### Exercise instructions
Copy every line of the records below where the word "JSON" occurs.

### Entries shown
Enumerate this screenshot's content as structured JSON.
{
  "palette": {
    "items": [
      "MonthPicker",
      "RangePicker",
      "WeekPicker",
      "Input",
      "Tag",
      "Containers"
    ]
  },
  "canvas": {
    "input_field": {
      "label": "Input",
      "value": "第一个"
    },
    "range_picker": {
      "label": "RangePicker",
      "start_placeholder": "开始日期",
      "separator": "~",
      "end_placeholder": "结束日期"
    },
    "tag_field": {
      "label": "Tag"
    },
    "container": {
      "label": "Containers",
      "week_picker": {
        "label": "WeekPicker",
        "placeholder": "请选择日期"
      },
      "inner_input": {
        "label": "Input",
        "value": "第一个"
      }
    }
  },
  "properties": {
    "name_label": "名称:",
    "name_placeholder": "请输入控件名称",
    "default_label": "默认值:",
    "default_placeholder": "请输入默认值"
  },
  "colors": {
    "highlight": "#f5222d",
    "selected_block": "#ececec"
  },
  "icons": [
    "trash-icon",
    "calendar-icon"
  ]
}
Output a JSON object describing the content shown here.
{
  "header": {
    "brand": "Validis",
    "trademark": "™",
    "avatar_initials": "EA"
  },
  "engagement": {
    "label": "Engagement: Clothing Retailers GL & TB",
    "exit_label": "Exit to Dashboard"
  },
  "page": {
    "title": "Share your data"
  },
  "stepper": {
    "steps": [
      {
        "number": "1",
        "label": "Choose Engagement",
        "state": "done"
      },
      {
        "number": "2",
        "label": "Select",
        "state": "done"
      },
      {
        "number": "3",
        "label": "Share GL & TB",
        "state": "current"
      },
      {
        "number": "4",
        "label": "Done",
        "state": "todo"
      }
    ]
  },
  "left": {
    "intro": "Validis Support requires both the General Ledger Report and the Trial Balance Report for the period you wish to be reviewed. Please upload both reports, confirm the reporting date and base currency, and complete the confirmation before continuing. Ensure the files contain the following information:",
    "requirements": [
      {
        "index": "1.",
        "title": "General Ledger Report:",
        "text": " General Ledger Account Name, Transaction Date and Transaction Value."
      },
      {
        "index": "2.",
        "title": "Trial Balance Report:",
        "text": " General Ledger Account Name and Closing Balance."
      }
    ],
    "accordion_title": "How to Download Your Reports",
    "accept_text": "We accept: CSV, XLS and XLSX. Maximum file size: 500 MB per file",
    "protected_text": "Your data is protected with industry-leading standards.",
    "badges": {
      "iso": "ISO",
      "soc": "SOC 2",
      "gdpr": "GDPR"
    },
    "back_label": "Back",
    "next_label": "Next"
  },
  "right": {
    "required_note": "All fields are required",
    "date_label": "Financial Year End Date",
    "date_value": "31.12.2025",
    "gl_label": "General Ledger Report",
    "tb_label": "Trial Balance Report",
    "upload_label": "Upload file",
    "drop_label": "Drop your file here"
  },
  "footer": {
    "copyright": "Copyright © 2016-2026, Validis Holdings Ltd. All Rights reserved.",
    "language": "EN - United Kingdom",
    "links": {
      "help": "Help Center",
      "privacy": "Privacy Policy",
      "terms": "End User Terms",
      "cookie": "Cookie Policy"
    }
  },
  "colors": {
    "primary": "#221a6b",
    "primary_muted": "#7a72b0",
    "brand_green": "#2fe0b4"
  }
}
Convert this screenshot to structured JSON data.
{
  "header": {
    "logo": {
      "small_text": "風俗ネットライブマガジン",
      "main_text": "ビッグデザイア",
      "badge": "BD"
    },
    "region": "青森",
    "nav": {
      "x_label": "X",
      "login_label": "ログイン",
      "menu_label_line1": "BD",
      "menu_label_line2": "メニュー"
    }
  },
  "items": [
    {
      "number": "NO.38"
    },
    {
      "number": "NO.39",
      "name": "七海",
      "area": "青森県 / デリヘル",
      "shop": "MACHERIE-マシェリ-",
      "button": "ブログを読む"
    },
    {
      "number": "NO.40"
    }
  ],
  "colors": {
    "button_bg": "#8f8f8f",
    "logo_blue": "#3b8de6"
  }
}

### Task output
Enumerate this screenshot's content as structured JSON.
Output a JSON object describing the content shown here.
Convert this screenshot to structured JSON data.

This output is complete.